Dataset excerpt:
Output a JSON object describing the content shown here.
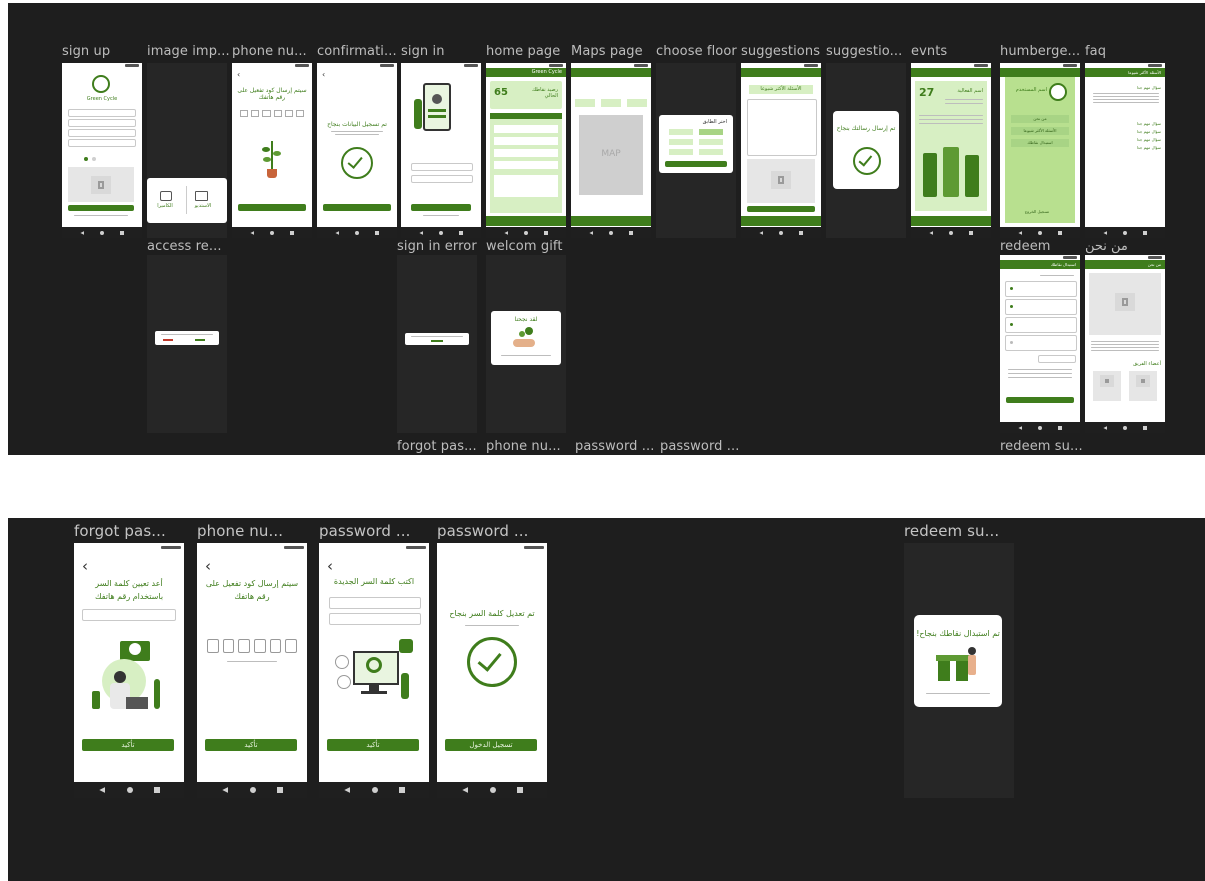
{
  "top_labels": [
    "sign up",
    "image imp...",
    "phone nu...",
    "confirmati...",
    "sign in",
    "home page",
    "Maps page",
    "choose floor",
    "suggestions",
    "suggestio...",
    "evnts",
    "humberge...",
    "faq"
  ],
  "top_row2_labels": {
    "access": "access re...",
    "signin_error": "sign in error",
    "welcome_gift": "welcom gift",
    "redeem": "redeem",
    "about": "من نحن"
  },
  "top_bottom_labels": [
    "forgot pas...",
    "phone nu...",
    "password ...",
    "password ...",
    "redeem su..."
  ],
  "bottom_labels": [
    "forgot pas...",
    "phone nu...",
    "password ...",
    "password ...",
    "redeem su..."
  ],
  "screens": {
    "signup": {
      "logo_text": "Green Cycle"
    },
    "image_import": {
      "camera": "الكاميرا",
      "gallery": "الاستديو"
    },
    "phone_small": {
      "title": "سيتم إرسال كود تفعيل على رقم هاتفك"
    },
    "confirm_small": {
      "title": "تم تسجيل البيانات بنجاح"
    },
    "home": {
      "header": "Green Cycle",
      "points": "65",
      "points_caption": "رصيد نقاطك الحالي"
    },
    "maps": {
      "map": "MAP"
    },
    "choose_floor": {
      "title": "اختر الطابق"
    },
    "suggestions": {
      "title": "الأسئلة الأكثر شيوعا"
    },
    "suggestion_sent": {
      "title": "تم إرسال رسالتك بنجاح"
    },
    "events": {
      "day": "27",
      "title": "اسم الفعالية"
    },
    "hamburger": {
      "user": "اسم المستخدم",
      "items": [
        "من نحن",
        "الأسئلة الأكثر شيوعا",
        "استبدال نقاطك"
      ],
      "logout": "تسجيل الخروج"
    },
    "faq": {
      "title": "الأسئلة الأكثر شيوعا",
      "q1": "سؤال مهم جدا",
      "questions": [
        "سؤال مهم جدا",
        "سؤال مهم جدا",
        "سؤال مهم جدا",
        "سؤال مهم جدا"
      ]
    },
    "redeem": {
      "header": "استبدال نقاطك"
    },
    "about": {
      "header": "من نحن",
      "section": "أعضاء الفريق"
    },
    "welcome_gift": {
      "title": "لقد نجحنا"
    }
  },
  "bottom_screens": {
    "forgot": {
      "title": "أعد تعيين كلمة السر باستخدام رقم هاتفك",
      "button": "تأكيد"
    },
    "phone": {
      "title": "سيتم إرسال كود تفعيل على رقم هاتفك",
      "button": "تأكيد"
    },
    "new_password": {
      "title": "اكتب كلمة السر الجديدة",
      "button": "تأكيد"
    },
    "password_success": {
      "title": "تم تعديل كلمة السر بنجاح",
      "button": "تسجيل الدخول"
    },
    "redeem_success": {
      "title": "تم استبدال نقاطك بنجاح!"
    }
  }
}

**Exercise task**
Pictures appear in the records above. Output everything except them, exactly.

**Result of this exercise**
Output a JSON object describing the content shown here.
{
  "top_labels": [
    "sign up",
    "image imp...",
    "phone nu...",
    "confirmati...",
    "sign in",
    "home page",
    "Maps page",
    "choose floor",
    "suggestions",
    "suggestio...",
    "evnts",
    "humberge...",
    "faq"
  ],
  "top_row2_labels": {
    "access": "access re...",
    "signin_error": "sign in error",
    "welcome_gift": "welcom gift",
    "redeem": "redeem",
    "about": "من نحن"
  },
  "top_bottom_labels": [
    "forgot pas...",
    "phone nu...",
    "password ...",
    "password ...",
    "redeem su..."
  ],
  "bottom_labels": [
    "forgot pas...",
    "phone nu...",
    "password ...",
    "password ...",
    "redeem su..."
  ],
  "screens": {
    "signup": {
      "logo_text": "Green Cycle"
    },
    "image_import": {
      "camera": "الكاميرا",
      "gallery": "الاستديو"
    },
    "phone_small": {
      "title": "سيتم إرسال كود تفعيل على رقم هاتفك"
    },
    "confirm_small": {
      "title": "تم تسجيل البيانات بنجاح"
    },
    "home": {
      "header": "Green Cycle",
      "points": "65",
      "points_caption": "رصيد نقاطك الحالي"
    },
    "maps": {
      "map": "MAP"
    },
    "choose_floor": {
      "title": "اختر الطابق"
    },
    "suggestions": {
      "title": "الأسئلة الأكثر شيوعا"
    },
    "suggestion_sent": {
      "title": "تم إرسال رسالتك بنجاح"
    },
    "events": {
      "day": "27",
      "title": "اسم الفعالية"
    },
    "hamburger": {
      "user": "اسم المستخدم",
      "items": [
        "من نحن",
        "الأسئلة الأكثر شيوعا",
        "استبدال نقاطك"
      ],
      "logout": "تسجيل الخروج"
    },
    "faq": {
      "title": "الأسئلة الأكثر شيوعا",
      "q1": "سؤال مهم جدا",
      "questions": [
        "سؤال مهم جدا",
        "سؤال مهم جدا",
        "سؤال مهم جدا",
        "سؤال مهم جدا"
      ]
    },
    "redeem": {
      "header": "استبدال نقاطك"
    },
    "about": {
      "header": "من نحن",
      "section": "أعضاء الفريق"
    },
    "welcome_gift": {
      "title": "لقد نجحنا"
    }
  },
  "bottom_screens": {
    "forgot": {
      "title": "أعد تعيين كلمة السر باستخدام رقم هاتفك",
      "button": "تأكيد"
    },
    "phone": {
      "title": "سيتم إرسال كود تفعيل على رقم هاتفك",
      "button": "تأكيد"
    },
    "new_password": {
      "title": "اكتب كلمة السر الجديدة",
      "button": "تأكيد"
    },
    "password_success": {
      "title": "تم تعديل كلمة السر بنجاح",
      "button": "تسجيل الدخول"
    },
    "redeem_success": {
      "title": "تم استبدال نقاطك بنجاح!"
    }
  }
}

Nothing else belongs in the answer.